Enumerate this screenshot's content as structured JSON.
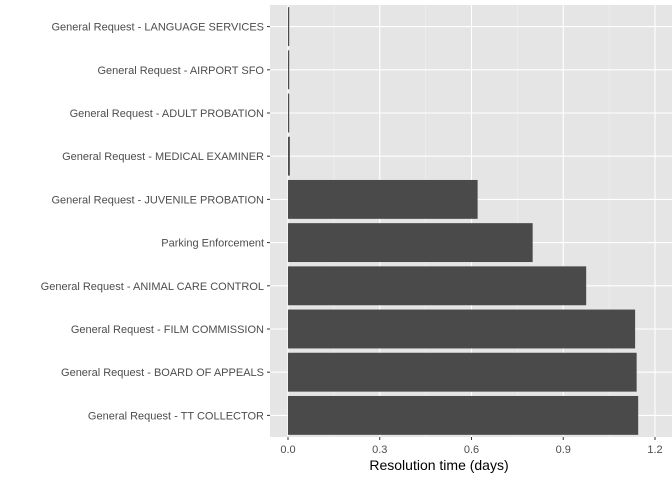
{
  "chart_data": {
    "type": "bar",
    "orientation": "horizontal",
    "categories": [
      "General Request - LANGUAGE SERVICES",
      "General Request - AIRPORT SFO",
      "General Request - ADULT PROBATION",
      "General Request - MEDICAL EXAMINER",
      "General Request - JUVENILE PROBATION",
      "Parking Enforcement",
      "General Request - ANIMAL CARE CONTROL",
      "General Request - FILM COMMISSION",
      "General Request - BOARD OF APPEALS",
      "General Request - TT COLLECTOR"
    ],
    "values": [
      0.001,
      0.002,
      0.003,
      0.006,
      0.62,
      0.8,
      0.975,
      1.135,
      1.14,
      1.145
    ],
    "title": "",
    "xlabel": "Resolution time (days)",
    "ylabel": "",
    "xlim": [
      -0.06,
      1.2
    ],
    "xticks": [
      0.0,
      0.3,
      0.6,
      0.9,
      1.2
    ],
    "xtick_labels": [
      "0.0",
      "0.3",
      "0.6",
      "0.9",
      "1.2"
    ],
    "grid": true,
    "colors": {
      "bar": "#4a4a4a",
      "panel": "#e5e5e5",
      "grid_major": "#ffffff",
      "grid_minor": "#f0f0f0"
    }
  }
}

++++++

▶ _To be done_
Omitting all images, retype each line of the records precisely.

▶ _Exercise answer_
Enumerate this screenshot's content as structured JSON.
{
  "chart_data": {
    "type": "bar",
    "orientation": "horizontal",
    "categories": [
      "General Request - LANGUAGE SERVICES",
      "General Request - AIRPORT SFO",
      "General Request - ADULT PROBATION",
      "General Request - MEDICAL EXAMINER",
      "General Request - JUVENILE PROBATION",
      "Parking Enforcement",
      "General Request - ANIMAL CARE CONTROL",
      "General Request - FILM COMMISSION",
      "General Request - BOARD OF APPEALS",
      "General Request - TT COLLECTOR"
    ],
    "values": [
      0.001,
      0.002,
      0.003,
      0.006,
      0.62,
      0.8,
      0.975,
      1.135,
      1.14,
      1.145
    ],
    "title": "",
    "xlabel": "Resolution time (days)",
    "ylabel": "",
    "xlim": [
      -0.06,
      1.2
    ],
    "xticks": [
      0.0,
      0.3,
      0.6,
      0.9,
      1.2
    ],
    "xtick_labels": [
      "0.0",
      "0.3",
      "0.6",
      "0.9",
      "1.2"
    ],
    "grid": true,
    "colors": {
      "bar": "#4a4a4a",
      "panel": "#e5e5e5",
      "grid_major": "#ffffff",
      "grid_minor": "#f0f0f0"
    }
  }
}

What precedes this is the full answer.